Your instructions
Give the number of lines in the records below that include "badge". Reply with that number alone.

————

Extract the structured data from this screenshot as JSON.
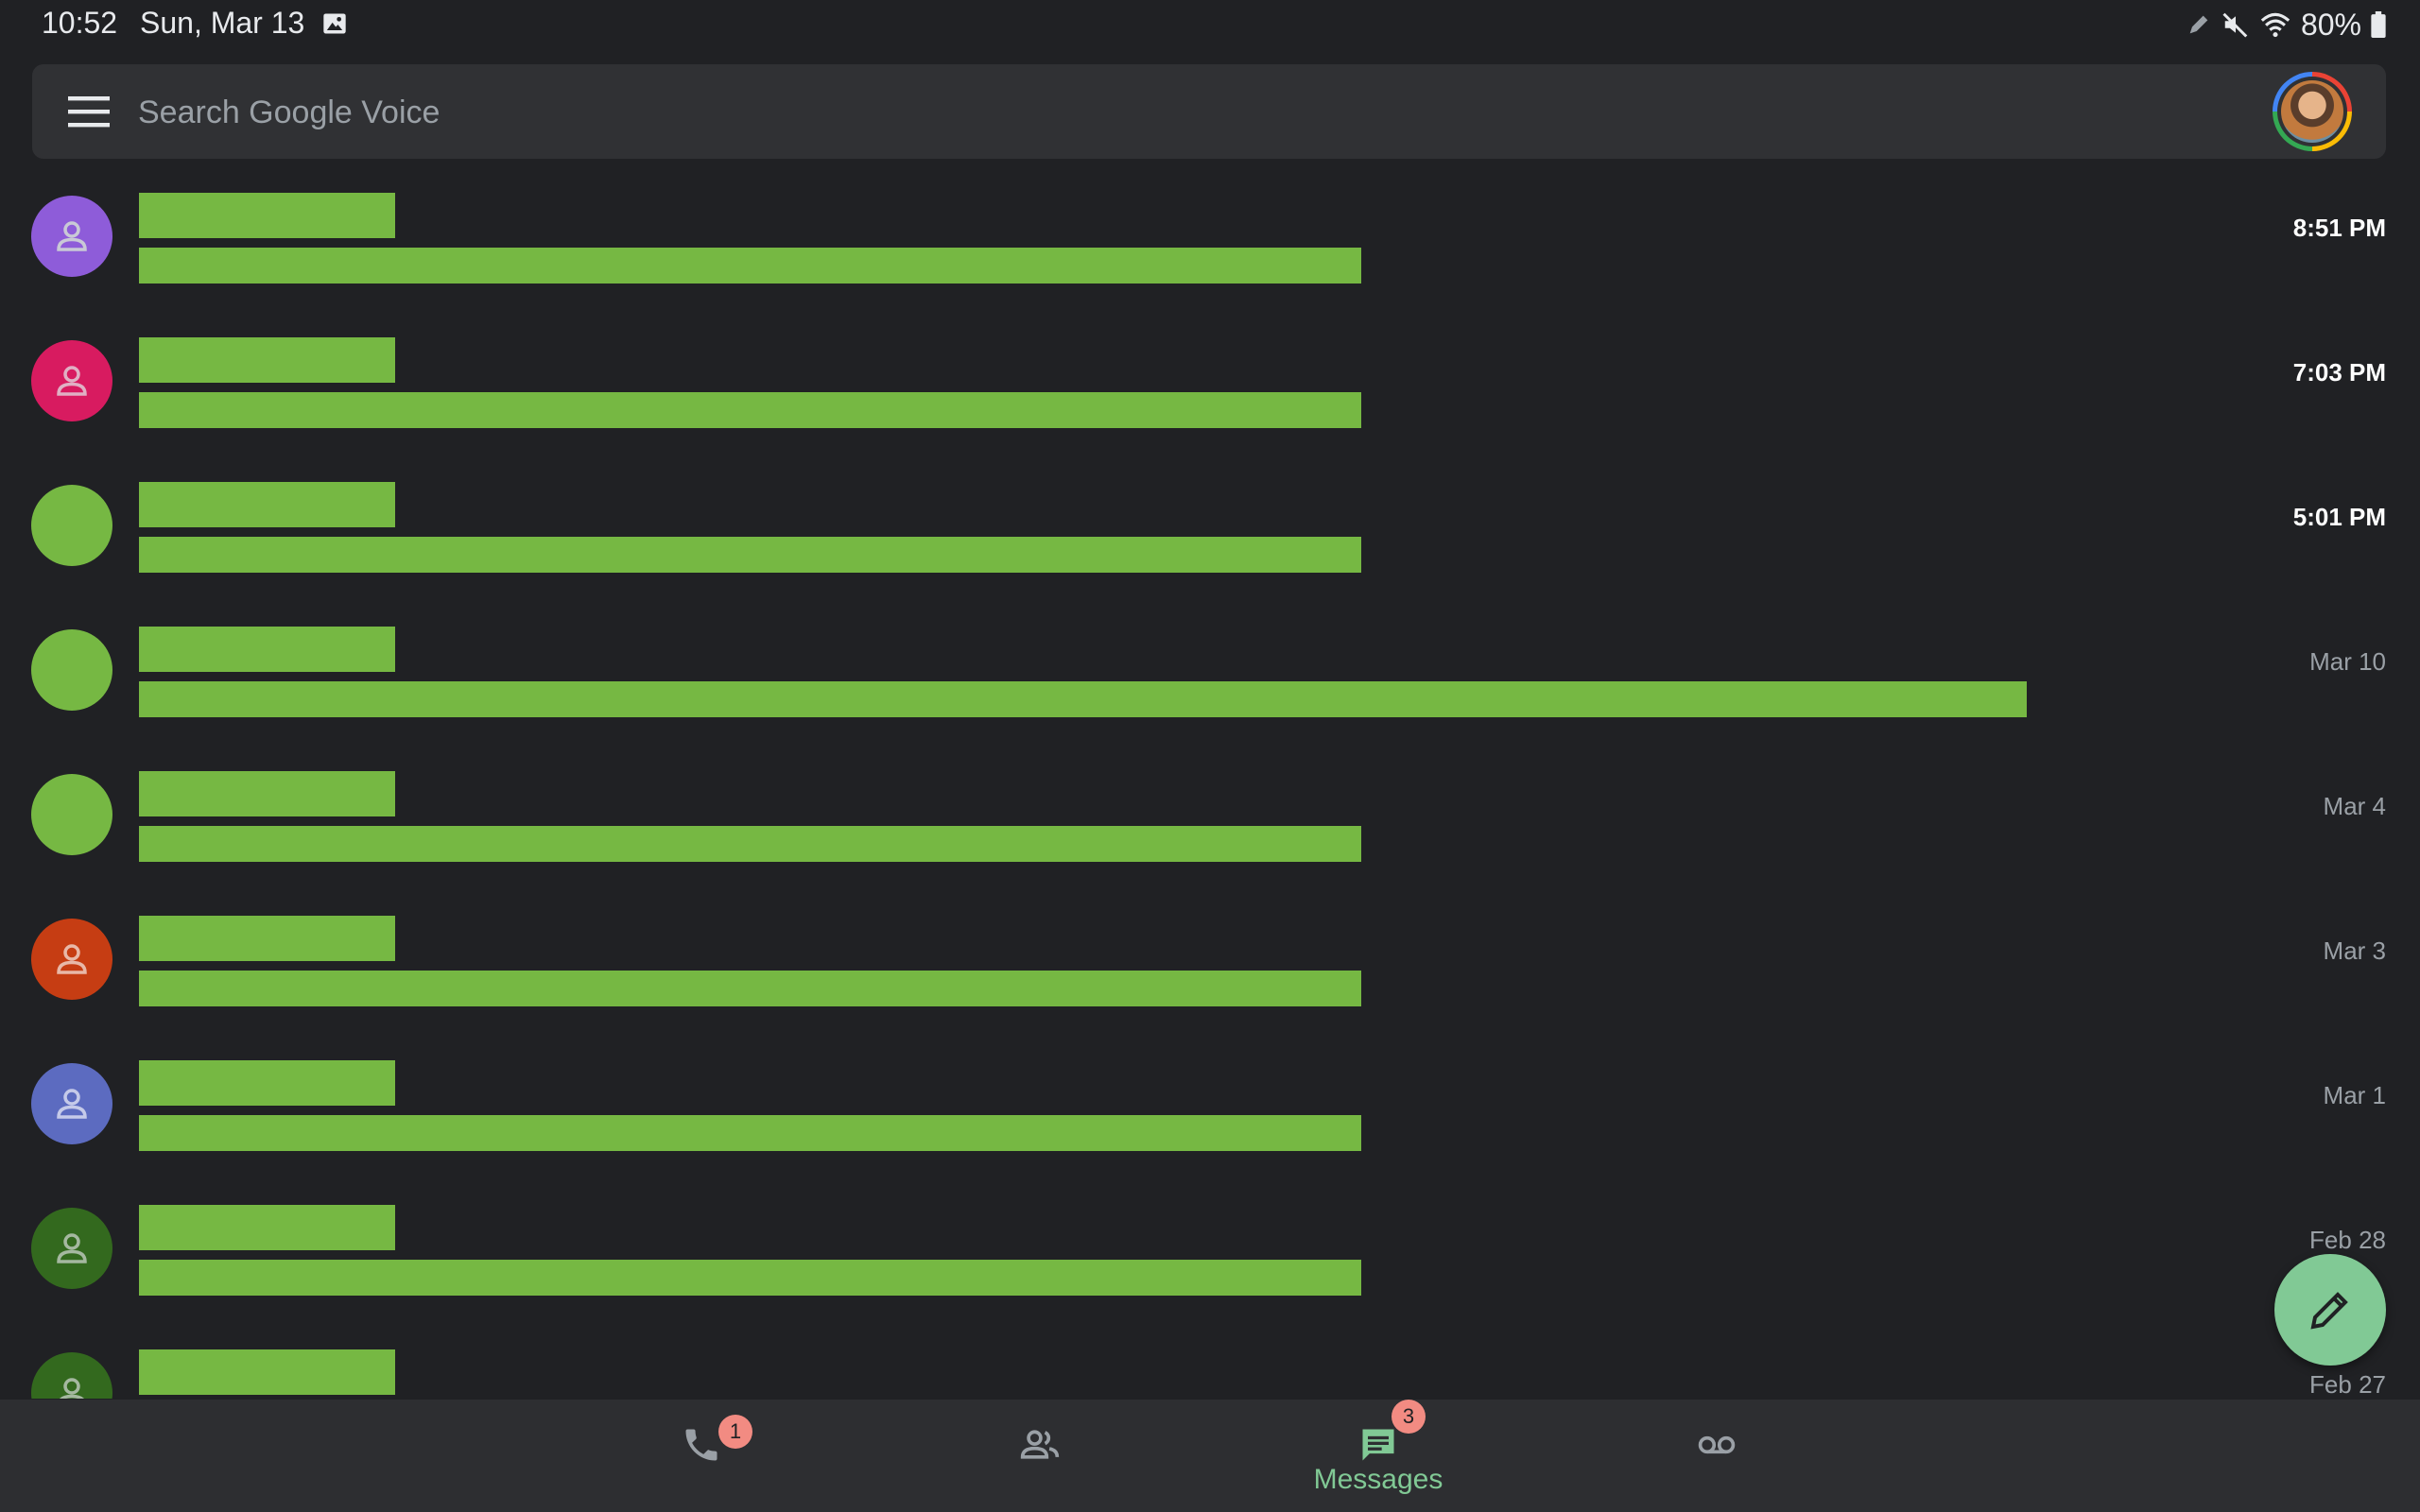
{
  "status_bar": {
    "time": "10:52",
    "date": "Sun, Mar 13",
    "battery": "80%",
    "icons": [
      "gallery-icon",
      "pen-icon",
      "mute-icon",
      "wifi-icon",
      "battery-icon"
    ]
  },
  "search": {
    "placeholder": "Search Google Voice"
  },
  "conversations": [
    {
      "name": "",
      "snippet": "",
      "time": "8:51 PM",
      "unread": true,
      "avatar_color": "#8e5cd9",
      "avatar_icon": "person-icon"
    },
    {
      "name": "",
      "snippet": "",
      "time": "7:03 PM",
      "unread": true,
      "avatar_color": "#d81b60",
      "avatar_icon": "person-icon"
    },
    {
      "name": "",
      "snippet": "",
      "time": "5:01 PM",
      "unread": true,
      "avatar_color": "#76b843",
      "avatar_icon": "none"
    },
    {
      "name": "",
      "snippet": "",
      "time": "Mar 10",
      "unread": false,
      "avatar_color": "#76b843",
      "avatar_icon": "none"
    },
    {
      "name": "",
      "snippet": "",
      "time": "Mar 4",
      "unread": false,
      "avatar_color": "#76b843",
      "avatar_icon": "none"
    },
    {
      "name": "",
      "snippet": "",
      "time": "Mar 3",
      "unread": false,
      "avatar_color": "#c63d13",
      "avatar_icon": "person-icon"
    },
    {
      "name": "",
      "snippet": "",
      "time": "Mar 1",
      "unread": false,
      "avatar_color": "#5c6bc0",
      "avatar_icon": "person-icon"
    },
    {
      "name": "",
      "snippet": "",
      "time": "Feb 28",
      "unread": false,
      "avatar_color": "#33691e",
      "avatar_icon": "person-icon"
    },
    {
      "name": "",
      "snippet": "",
      "time": "Feb 27",
      "unread": false,
      "avatar_color": "#33691e",
      "avatar_icon": "person-icon"
    }
  ],
  "fab": {
    "icon": "pencil-icon"
  },
  "bottom_nav": {
    "tabs": [
      {
        "id": "calls",
        "icon": "phone-icon",
        "badge": "1",
        "label": ""
      },
      {
        "id": "contacts",
        "icon": "contacts-icon",
        "badge": "",
        "label": ""
      },
      {
        "id": "messages",
        "icon": "messages-icon",
        "badge": "3",
        "label": "Messages",
        "active": true
      },
      {
        "id": "voicemail",
        "icon": "voicemail-icon",
        "badge": "",
        "label": ""
      }
    ]
  },
  "colors": {
    "background": "#202124",
    "search_bar": "#303134",
    "accent": "#81c995",
    "badge": "#f28b82",
    "redaction": "#76b843"
  }
}
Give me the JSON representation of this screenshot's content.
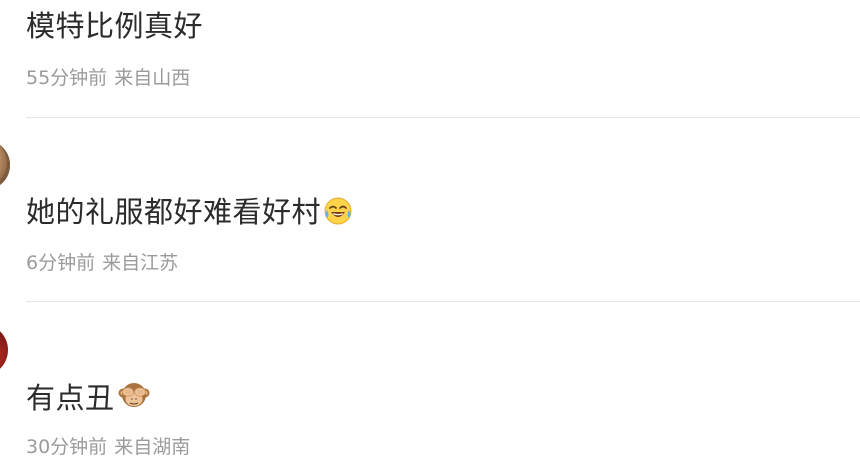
{
  "comments": [
    {
      "text": "模特比例真好",
      "time": "55分钟前",
      "location": "来自山西"
    },
    {
      "text": "她的礼服都好难看好村",
      "emoji": "laughing-crying-emoji",
      "time": "6分钟前",
      "location": "来自江苏"
    },
    {
      "text": "有点丑",
      "emoji": "see-no-evil-monkey-emoji",
      "time": "30分钟前",
      "location": "来自湖南"
    }
  ],
  "colors": {
    "text": "#2b2b2b",
    "meta": "#9b9b9b",
    "divider": "#e6e6e6",
    "background": "#ffffff"
  }
}
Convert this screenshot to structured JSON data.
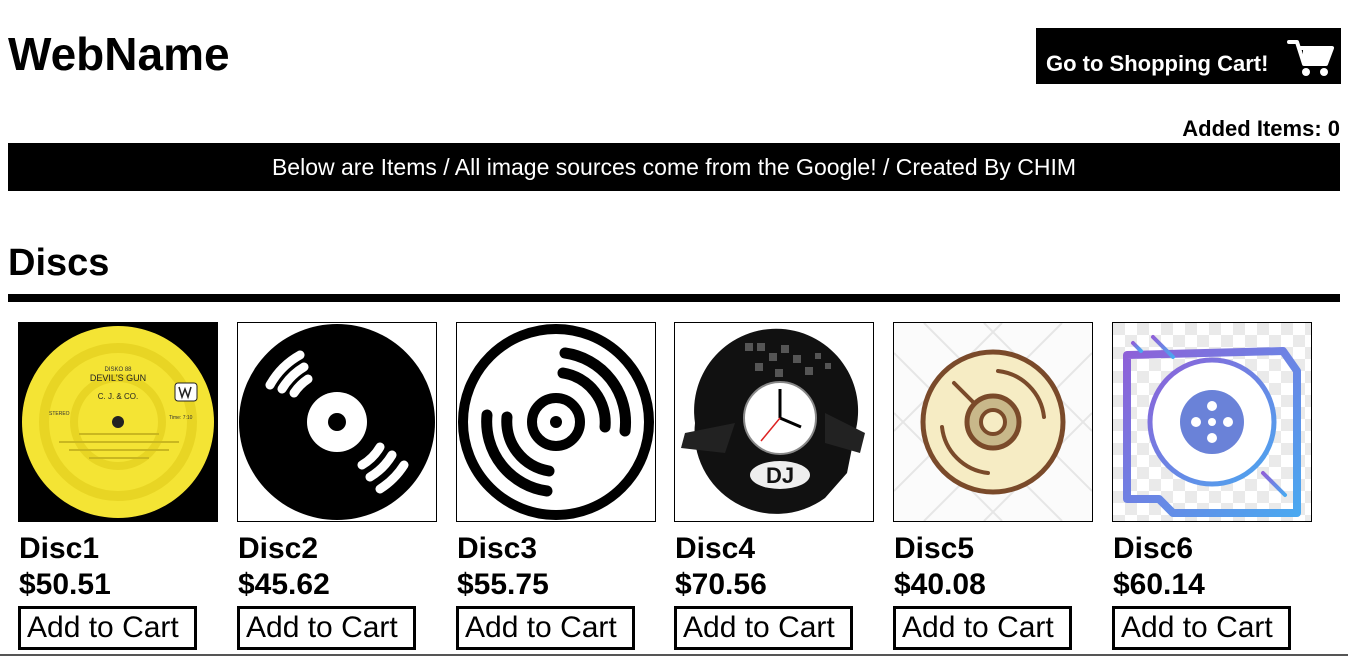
{
  "header": {
    "site_title": "WebName",
    "cart_button_label": "Go to Shopping Cart!",
    "added_items": "Added Items: 0"
  },
  "banner": {
    "text": "Below are Items / All image sources come from the Google! / Created By CHIM"
  },
  "section": {
    "title": "Discs"
  },
  "products": [
    {
      "name": "Disc1",
      "price": "$50.51",
      "button": "Add to Cart",
      "image": "yellow-vinyl-label-image"
    },
    {
      "name": "Disc2",
      "price": "$45.62",
      "button": "Add to Cart",
      "image": "black-vinyl-record-icon"
    },
    {
      "name": "Disc3",
      "price": "$55.75",
      "button": "Add to Cart",
      "image": "outline-disc-icon"
    },
    {
      "name": "Disc4",
      "price": "$70.56",
      "button": "Add to Cart",
      "image": "dj-vinyl-clock-image"
    },
    {
      "name": "Disc5",
      "price": "$40.08",
      "button": "Add to Cart",
      "image": "cream-disc-icon"
    },
    {
      "name": "Disc6",
      "price": "$60.14",
      "button": "Add to Cart",
      "image": "gradient-reel-icon"
    }
  ],
  "label_art": {
    "disc1_lines": [
      "DISKO 88",
      "DEVIL'S GUN",
      "C. J. & CO.",
      "STEREO",
      "Time: 7:10"
    ]
  },
  "colors": {
    "header_bg": "#000000",
    "header_text": "#ffffff",
    "disc1_yellow": "#f4e434",
    "disc5_cream": "#f6ecc4",
    "disc5_brown": "#7a4a2a",
    "disc6_purple": "#8e60d8",
    "disc6_blue": "#4aa8f0",
    "disc6_center": "#6a82d8"
  }
}
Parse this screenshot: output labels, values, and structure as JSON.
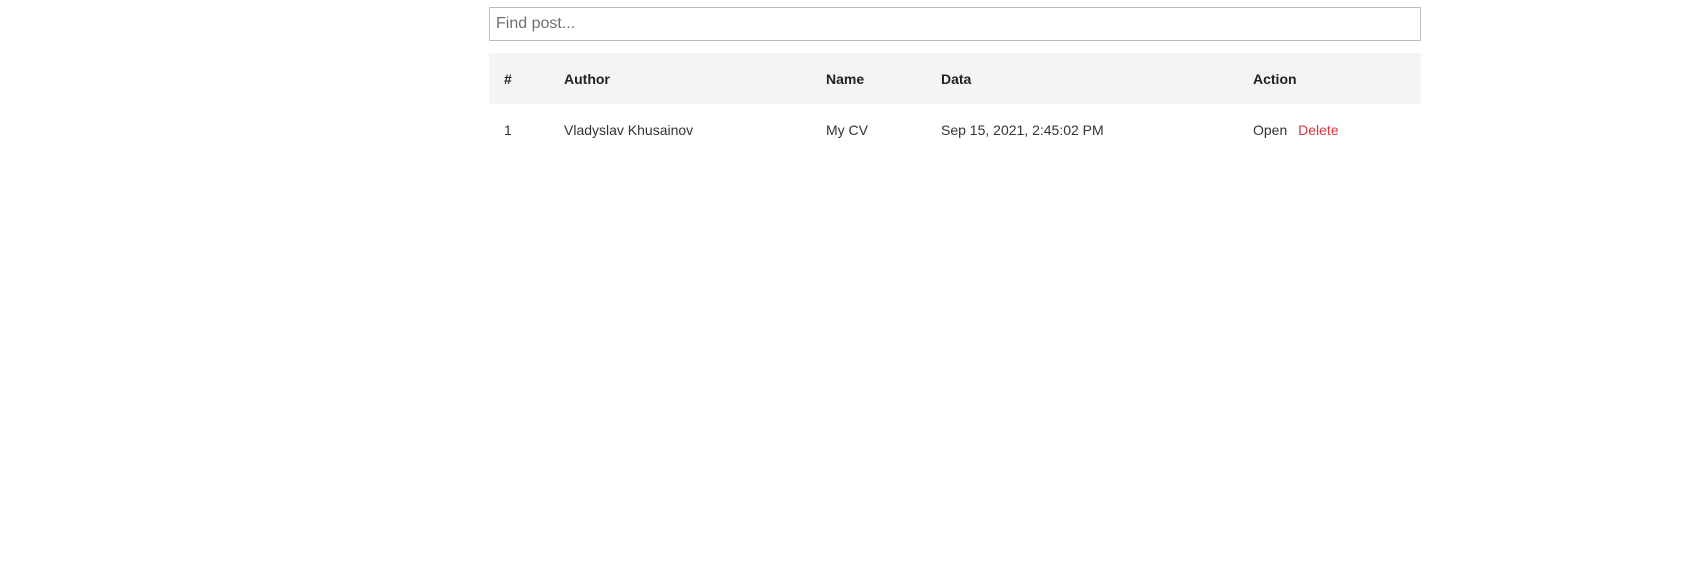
{
  "search": {
    "placeholder": "Find post...",
    "value": ""
  },
  "table": {
    "headers": {
      "num": "#",
      "author": "Author",
      "name": "Name",
      "data": "Data",
      "action": "Action"
    },
    "rows": [
      {
        "num": "1",
        "author": "Vladyslav Khusainov",
        "name": "My CV",
        "data": "Sep 15, 2021, 2:45:02 PM",
        "open_label": "Open",
        "delete_label": "Delete"
      }
    ]
  },
  "colors": {
    "header_bg": "#f4f4f4",
    "delete": "#d9363e",
    "text": "#333333",
    "input_border": "#bdbdbd"
  }
}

————

Result
5